— start Supplied data —

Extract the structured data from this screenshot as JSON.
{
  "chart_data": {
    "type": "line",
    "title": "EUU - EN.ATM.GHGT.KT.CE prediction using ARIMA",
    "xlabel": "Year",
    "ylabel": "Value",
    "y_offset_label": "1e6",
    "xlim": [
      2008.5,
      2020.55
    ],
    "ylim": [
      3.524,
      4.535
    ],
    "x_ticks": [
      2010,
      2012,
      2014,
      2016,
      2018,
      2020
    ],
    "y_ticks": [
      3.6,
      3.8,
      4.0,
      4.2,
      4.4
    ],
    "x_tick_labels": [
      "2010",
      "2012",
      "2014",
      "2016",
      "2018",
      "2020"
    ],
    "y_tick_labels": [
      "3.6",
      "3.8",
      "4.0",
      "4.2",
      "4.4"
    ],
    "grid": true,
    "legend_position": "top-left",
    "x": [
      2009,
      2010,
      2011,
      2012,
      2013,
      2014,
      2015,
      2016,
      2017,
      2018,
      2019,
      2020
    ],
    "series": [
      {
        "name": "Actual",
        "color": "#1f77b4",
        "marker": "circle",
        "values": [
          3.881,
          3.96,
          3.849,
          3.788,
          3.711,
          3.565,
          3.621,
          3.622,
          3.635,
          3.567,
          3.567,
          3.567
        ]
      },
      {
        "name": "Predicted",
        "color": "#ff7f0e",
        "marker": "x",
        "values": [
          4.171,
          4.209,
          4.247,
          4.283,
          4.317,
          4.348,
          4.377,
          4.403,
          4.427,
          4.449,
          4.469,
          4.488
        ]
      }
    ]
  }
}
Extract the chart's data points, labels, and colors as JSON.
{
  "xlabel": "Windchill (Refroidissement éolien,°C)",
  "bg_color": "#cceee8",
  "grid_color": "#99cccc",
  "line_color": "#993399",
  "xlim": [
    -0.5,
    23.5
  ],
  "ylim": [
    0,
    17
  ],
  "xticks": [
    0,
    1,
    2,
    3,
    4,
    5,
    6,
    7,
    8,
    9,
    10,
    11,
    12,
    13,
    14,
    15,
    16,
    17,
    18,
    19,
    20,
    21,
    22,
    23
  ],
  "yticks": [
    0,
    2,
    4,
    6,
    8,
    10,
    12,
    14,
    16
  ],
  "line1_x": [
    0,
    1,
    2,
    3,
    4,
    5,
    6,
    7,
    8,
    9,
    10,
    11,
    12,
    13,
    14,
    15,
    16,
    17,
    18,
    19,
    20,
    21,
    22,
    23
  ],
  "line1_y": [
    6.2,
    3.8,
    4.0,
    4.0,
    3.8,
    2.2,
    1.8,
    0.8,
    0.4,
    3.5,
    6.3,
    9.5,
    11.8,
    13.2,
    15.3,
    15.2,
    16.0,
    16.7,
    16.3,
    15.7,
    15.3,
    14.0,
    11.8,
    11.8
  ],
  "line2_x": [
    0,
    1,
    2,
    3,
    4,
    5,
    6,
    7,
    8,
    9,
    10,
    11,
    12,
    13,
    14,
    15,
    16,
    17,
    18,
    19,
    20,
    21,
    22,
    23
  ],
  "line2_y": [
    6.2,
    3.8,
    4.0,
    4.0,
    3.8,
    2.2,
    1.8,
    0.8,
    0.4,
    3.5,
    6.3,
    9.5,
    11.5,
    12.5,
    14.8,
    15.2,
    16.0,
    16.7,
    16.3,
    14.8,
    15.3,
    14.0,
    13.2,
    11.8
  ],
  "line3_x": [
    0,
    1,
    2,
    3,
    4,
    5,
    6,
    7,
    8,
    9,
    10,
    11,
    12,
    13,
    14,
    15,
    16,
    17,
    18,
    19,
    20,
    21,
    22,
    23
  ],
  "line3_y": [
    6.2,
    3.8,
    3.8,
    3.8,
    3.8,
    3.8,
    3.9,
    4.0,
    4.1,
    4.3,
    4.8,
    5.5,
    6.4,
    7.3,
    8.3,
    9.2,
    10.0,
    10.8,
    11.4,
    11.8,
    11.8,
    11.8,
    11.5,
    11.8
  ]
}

— end Supplied data —

→ Exercise instructions
Scan the entries above for the word "JSON" and collect each line holding it.

→ Finished task
Extract the structured data from this screenshot as JSON.
Extract the chart's data points, labels, and colors as JSON.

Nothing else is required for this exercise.